++++ RECORD SET ++++
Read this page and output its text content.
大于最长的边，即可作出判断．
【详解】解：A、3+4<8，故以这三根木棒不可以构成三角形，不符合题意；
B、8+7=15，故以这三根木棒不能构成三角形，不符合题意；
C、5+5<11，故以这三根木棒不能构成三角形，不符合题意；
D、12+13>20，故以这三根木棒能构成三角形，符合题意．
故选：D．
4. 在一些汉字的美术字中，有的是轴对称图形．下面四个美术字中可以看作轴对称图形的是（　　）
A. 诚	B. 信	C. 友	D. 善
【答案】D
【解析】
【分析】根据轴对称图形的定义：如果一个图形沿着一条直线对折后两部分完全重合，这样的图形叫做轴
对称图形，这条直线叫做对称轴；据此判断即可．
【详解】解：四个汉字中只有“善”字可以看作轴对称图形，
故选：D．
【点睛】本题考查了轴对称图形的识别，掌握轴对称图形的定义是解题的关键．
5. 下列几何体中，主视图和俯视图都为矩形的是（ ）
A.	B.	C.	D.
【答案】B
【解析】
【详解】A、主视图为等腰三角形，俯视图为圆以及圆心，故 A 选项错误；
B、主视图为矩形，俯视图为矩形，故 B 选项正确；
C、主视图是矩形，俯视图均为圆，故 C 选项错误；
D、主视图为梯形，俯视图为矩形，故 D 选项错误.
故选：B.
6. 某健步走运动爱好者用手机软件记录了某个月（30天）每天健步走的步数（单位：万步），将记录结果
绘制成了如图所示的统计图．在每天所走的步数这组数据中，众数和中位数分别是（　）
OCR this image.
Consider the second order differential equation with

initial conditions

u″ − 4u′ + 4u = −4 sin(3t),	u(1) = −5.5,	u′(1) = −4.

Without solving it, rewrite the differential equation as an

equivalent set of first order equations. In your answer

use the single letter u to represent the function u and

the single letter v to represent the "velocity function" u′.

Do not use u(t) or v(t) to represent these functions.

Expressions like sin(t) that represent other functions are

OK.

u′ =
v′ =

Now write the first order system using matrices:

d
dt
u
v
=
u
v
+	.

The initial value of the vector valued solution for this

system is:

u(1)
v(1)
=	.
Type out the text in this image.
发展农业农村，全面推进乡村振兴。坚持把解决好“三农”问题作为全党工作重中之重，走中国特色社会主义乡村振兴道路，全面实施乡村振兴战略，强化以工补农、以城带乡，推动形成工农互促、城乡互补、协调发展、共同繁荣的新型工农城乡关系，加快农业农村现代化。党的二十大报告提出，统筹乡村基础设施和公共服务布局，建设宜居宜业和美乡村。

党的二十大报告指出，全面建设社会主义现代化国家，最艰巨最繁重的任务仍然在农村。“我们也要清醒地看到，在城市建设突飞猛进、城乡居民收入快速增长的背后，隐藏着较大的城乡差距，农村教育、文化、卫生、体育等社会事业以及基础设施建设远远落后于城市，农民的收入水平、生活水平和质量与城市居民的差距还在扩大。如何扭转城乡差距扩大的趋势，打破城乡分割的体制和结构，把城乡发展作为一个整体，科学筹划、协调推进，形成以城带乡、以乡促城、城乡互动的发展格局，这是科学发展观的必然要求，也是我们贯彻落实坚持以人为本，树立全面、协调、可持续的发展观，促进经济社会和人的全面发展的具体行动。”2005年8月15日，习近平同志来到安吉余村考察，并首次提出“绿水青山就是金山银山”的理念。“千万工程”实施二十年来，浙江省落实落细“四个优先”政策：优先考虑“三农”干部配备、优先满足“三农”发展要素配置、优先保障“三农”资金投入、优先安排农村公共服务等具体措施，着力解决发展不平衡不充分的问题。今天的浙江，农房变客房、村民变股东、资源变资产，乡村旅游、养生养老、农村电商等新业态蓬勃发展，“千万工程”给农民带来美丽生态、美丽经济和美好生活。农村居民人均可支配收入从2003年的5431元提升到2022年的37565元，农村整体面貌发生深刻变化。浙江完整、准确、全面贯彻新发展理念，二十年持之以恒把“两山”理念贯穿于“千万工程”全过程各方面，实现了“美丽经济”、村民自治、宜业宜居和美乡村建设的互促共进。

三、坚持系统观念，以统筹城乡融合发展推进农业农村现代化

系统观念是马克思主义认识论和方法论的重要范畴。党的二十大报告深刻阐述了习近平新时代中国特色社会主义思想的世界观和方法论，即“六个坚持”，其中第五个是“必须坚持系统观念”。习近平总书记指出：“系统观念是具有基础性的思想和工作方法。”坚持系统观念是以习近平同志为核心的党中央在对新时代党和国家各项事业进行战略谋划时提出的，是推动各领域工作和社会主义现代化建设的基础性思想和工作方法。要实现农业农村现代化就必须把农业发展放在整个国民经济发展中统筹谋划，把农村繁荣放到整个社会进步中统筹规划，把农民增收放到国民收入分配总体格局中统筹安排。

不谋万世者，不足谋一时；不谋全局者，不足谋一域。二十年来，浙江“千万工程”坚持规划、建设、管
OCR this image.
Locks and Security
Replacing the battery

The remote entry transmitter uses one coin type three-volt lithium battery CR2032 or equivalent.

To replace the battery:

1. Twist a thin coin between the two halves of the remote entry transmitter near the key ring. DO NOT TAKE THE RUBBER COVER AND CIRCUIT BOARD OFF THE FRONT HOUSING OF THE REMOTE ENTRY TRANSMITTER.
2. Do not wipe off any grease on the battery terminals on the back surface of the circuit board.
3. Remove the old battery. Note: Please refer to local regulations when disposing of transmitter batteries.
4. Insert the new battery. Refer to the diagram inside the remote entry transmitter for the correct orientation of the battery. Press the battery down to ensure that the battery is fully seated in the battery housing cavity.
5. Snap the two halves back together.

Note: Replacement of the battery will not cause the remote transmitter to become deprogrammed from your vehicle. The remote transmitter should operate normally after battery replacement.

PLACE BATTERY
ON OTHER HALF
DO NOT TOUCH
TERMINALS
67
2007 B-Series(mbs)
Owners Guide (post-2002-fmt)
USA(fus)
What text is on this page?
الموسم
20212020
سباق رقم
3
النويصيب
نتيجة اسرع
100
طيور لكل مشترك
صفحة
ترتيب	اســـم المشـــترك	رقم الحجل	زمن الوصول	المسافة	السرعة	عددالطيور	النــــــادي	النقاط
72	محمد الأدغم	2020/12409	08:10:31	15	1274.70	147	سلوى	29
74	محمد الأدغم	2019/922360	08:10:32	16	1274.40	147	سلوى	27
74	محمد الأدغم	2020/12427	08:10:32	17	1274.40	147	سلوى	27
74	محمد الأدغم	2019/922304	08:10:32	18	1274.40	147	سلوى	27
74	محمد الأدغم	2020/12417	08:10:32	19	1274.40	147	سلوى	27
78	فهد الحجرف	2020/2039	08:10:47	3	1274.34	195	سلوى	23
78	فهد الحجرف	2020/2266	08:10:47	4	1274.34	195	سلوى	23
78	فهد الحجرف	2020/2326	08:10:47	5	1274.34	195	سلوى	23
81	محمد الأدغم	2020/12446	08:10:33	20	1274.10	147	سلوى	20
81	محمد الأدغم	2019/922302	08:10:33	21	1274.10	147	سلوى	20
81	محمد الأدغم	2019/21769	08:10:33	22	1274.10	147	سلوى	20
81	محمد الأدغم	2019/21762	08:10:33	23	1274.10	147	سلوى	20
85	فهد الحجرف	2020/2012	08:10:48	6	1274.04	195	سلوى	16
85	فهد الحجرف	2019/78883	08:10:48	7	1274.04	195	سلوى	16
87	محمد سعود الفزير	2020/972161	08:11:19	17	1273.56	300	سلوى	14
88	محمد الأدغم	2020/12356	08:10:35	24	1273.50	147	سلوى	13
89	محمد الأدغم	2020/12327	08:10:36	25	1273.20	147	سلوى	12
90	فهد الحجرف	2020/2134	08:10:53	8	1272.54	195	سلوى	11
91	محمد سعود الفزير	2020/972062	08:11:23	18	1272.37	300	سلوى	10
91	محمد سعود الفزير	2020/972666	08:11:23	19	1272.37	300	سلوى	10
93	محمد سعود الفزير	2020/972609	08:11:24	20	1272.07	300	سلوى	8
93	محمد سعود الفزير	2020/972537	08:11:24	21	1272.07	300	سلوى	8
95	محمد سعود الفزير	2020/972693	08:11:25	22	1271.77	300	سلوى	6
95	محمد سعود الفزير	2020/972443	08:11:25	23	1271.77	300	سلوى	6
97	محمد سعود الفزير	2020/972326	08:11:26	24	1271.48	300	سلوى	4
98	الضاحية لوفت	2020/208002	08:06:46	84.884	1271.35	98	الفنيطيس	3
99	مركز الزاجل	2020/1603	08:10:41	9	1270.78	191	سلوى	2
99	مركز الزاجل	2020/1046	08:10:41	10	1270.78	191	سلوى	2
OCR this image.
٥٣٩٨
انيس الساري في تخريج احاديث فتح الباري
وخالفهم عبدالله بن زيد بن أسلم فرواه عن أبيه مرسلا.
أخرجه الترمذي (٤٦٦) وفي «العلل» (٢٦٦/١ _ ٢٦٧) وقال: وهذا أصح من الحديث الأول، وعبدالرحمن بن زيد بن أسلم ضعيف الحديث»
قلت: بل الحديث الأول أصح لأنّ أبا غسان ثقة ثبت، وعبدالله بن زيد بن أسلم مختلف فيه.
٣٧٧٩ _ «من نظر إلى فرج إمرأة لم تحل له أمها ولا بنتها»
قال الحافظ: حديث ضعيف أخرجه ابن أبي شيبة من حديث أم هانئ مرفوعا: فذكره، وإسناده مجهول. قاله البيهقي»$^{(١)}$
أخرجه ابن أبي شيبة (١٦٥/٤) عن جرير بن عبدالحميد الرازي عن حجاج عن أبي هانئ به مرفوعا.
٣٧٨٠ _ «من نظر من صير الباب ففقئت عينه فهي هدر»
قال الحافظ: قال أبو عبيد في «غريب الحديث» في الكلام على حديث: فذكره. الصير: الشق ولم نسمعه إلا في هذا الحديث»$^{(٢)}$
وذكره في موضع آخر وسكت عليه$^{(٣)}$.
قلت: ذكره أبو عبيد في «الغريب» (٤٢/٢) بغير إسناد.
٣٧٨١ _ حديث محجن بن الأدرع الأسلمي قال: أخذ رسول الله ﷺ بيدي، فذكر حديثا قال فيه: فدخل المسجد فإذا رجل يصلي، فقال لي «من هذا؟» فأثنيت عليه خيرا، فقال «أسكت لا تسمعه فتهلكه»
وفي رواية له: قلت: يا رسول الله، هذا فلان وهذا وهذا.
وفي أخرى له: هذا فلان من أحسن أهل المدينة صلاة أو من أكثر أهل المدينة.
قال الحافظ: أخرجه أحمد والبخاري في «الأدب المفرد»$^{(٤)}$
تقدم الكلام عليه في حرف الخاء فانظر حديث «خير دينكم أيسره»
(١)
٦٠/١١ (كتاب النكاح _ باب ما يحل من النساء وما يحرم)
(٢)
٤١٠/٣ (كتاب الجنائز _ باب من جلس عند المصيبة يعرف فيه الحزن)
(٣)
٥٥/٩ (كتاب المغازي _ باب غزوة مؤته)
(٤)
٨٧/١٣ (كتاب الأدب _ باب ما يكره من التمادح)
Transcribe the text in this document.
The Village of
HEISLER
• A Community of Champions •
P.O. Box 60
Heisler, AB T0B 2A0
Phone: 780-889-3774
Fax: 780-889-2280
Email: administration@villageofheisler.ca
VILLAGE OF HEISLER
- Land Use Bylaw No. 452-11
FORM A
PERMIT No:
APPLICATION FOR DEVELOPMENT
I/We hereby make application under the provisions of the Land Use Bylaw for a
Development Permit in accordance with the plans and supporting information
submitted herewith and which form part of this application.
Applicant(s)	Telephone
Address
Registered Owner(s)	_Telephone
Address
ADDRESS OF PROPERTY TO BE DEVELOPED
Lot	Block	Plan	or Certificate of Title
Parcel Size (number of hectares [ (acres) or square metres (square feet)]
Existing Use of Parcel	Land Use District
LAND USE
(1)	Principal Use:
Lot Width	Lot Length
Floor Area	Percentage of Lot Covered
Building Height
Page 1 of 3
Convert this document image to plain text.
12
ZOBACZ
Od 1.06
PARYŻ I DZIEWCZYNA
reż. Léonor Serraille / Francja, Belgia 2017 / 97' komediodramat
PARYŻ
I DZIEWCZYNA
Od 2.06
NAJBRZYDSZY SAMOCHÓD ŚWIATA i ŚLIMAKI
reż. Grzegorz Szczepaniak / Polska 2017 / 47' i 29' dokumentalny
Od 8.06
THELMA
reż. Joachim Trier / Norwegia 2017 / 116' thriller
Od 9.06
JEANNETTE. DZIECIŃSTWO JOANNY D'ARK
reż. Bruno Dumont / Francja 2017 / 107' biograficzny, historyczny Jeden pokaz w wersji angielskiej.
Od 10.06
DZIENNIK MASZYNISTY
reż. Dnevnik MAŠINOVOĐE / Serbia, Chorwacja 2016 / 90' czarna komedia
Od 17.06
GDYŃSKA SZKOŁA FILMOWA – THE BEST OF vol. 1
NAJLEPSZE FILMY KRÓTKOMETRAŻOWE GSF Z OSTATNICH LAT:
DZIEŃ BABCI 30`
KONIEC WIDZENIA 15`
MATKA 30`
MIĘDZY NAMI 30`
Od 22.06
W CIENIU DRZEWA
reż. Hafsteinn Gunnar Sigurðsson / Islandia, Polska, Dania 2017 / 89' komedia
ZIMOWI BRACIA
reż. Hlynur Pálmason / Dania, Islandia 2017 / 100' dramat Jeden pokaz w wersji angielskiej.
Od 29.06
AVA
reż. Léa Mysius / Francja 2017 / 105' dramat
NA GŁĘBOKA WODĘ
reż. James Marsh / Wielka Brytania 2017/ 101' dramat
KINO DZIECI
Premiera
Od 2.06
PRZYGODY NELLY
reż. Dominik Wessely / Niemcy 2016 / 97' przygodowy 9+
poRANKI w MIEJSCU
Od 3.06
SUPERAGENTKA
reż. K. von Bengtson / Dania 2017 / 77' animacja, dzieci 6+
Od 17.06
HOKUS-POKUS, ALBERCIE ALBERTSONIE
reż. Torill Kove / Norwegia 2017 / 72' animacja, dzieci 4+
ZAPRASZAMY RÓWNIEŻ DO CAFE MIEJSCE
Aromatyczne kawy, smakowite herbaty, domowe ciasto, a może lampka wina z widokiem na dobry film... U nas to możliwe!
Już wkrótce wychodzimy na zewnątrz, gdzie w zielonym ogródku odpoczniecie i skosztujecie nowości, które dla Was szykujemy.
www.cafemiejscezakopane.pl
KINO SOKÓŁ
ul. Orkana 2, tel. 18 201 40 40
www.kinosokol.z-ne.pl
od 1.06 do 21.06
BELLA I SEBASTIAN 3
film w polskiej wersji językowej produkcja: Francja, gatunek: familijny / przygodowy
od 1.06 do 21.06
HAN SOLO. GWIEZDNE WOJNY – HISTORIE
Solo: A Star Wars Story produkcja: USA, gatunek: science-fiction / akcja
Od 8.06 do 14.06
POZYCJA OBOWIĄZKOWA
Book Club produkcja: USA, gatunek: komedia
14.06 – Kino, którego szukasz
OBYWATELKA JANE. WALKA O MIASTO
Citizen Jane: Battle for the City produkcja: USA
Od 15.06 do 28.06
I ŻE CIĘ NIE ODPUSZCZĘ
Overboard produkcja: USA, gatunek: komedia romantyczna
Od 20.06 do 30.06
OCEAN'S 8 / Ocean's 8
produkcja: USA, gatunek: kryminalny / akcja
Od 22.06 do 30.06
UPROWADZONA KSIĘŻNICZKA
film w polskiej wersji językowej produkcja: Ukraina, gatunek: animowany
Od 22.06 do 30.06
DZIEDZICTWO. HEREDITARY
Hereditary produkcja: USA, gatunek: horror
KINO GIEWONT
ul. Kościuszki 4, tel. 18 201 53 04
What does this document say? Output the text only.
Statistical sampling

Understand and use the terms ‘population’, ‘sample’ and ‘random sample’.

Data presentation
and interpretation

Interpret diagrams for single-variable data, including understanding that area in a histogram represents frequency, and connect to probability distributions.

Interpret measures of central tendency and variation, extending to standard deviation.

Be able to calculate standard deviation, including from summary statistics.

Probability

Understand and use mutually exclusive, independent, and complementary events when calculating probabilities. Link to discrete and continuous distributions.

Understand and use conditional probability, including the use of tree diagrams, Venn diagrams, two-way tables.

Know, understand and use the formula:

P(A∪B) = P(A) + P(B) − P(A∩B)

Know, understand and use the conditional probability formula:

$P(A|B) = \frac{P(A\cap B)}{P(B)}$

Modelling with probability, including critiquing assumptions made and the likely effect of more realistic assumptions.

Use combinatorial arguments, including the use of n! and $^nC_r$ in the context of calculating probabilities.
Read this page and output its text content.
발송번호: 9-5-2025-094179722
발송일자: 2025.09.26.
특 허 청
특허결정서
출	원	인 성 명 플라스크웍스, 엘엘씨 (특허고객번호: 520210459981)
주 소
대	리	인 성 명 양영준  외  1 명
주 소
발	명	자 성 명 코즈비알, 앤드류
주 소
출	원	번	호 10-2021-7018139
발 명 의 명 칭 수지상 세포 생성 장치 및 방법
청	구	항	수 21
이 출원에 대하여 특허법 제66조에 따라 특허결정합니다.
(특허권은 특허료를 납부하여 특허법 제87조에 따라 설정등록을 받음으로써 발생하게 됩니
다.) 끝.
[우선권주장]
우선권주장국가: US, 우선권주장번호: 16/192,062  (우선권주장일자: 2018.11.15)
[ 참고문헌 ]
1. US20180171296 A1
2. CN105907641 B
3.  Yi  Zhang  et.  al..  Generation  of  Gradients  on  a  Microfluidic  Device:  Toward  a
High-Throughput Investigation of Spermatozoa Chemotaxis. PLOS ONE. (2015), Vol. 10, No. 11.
++++
### [GOAL OF THE EXERCISE]
Scan the records above for the string "formula", then select every line that holds it.

### [EXERCISE OUTPUT]
Know, understand and use the formula:
Know, understand and use the conditional probability formula:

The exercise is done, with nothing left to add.